◆ Task details
Copy each line of the entries beneath that contains the word "Timur".

◆ Supplied data
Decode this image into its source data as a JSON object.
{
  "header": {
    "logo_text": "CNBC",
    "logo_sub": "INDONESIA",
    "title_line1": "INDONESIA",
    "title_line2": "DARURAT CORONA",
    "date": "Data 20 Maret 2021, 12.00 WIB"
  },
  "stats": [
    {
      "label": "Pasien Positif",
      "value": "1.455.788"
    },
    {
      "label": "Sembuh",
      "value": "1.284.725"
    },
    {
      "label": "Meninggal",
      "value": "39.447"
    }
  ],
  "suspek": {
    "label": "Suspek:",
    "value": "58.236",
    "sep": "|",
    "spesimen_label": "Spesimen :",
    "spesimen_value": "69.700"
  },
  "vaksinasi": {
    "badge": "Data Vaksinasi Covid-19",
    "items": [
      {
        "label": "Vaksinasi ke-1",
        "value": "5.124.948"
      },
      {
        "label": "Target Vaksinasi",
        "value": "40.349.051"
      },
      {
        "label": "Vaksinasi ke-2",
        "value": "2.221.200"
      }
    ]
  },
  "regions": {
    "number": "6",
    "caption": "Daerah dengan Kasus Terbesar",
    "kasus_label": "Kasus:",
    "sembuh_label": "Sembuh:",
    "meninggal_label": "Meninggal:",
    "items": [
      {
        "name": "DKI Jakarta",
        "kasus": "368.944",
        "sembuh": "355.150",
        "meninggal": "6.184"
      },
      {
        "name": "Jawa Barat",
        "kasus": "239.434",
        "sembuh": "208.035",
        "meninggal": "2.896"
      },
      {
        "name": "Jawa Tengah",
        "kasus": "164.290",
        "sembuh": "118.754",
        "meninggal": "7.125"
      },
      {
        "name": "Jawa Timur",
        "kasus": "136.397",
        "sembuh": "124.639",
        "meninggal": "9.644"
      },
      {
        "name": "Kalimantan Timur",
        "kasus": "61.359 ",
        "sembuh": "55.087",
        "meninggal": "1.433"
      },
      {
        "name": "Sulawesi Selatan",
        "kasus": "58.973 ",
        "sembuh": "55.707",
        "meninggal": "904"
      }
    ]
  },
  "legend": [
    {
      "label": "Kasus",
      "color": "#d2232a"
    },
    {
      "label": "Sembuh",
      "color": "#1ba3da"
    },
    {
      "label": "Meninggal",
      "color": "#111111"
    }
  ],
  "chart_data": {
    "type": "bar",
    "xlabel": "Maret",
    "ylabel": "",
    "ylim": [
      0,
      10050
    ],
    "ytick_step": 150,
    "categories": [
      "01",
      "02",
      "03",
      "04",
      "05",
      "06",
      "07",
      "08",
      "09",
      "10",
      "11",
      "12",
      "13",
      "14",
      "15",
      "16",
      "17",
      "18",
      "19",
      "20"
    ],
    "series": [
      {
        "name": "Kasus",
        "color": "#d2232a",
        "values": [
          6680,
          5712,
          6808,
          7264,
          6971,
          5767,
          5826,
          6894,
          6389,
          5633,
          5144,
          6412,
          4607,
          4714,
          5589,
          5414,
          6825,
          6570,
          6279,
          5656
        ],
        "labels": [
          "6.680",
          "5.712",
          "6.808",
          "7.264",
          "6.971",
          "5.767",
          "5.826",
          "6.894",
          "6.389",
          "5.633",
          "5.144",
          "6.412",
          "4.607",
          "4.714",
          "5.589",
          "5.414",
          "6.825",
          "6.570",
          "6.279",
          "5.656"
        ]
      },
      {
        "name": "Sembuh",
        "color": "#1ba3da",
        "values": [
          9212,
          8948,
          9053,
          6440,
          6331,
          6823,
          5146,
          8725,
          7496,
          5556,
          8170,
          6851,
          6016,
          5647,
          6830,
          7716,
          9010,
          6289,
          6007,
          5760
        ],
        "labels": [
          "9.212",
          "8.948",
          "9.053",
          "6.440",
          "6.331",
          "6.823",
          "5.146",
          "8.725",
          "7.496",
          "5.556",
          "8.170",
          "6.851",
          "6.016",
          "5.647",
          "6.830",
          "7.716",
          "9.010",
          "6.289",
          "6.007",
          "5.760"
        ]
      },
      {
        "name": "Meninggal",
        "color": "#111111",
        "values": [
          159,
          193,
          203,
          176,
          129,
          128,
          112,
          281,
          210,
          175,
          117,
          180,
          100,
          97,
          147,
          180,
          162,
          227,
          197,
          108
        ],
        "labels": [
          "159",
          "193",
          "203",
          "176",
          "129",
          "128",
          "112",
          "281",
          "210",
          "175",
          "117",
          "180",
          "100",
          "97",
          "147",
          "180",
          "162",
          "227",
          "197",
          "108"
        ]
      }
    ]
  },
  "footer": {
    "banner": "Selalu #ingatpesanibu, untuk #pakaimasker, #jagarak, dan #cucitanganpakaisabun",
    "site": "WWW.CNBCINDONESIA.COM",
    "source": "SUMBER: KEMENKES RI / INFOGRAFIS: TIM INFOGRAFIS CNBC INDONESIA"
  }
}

◆ Response to this task
        "name": "Jawa Timur",
        "name": "Kalimantan Timur",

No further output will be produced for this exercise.